§ Supplied records
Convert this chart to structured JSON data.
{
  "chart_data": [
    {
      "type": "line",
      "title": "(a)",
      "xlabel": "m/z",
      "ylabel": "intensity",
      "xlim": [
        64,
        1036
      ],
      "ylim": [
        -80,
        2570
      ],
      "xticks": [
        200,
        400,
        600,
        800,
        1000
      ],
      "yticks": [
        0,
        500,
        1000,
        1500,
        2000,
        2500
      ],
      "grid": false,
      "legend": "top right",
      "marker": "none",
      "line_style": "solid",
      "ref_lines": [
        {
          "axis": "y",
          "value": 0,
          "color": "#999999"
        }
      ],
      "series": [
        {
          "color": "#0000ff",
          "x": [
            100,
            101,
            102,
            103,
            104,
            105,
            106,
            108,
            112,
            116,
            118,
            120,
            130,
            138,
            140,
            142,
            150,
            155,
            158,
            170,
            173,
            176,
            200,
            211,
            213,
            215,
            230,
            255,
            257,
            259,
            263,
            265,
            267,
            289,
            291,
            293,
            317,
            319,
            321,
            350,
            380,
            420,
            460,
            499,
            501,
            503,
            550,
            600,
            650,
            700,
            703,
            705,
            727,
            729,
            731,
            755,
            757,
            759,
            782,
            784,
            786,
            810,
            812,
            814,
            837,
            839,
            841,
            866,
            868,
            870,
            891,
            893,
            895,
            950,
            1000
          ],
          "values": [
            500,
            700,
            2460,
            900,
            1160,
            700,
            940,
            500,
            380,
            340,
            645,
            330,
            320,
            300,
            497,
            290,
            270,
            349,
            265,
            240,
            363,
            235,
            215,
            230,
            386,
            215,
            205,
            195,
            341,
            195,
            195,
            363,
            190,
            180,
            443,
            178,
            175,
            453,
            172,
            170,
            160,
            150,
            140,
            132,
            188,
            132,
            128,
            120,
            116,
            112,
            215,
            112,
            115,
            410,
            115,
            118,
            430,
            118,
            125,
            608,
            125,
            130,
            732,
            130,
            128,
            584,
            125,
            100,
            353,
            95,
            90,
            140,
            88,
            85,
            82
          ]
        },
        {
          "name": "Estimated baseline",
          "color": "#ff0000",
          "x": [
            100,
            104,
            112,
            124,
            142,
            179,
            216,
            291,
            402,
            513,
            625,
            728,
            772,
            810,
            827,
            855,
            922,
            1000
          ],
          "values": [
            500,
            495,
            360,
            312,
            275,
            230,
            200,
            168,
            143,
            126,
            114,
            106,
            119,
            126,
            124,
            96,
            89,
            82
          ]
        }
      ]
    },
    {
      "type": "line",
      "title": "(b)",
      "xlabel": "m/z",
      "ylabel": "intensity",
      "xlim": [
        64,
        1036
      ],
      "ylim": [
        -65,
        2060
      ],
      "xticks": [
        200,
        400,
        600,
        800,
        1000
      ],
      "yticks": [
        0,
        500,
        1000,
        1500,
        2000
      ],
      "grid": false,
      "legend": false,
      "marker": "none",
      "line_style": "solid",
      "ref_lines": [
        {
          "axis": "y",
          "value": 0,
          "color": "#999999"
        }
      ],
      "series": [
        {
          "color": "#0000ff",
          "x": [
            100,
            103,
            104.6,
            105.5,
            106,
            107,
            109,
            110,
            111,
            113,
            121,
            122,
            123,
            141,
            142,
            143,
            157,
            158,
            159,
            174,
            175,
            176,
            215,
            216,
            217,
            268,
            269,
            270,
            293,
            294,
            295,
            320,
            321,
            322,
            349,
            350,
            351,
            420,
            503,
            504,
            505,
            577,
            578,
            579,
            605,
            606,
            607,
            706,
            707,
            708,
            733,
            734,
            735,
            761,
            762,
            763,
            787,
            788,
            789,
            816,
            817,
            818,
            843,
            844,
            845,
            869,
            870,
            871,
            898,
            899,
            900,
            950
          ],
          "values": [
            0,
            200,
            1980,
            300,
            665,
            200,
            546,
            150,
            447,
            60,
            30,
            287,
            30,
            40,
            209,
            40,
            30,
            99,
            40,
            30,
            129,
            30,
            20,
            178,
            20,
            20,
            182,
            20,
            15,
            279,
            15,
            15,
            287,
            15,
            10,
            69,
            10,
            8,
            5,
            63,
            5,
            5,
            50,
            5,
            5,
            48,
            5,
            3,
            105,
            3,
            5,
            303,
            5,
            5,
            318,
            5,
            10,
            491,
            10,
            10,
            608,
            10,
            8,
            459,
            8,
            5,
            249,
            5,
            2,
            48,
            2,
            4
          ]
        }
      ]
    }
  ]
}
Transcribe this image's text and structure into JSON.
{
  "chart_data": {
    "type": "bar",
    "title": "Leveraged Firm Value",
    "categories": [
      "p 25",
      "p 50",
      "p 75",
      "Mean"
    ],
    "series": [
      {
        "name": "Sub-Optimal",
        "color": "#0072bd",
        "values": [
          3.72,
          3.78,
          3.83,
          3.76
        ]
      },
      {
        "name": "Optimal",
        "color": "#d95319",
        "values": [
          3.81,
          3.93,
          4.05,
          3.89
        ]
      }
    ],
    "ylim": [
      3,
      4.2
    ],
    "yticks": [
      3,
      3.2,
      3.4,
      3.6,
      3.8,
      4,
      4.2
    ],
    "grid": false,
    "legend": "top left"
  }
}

§ Written problem
Identify each line holding the string "JSON", and copy it out.

§ Solution below
Convert this chart to structured JSON data.
Transcribe this image's text and structure into JSON.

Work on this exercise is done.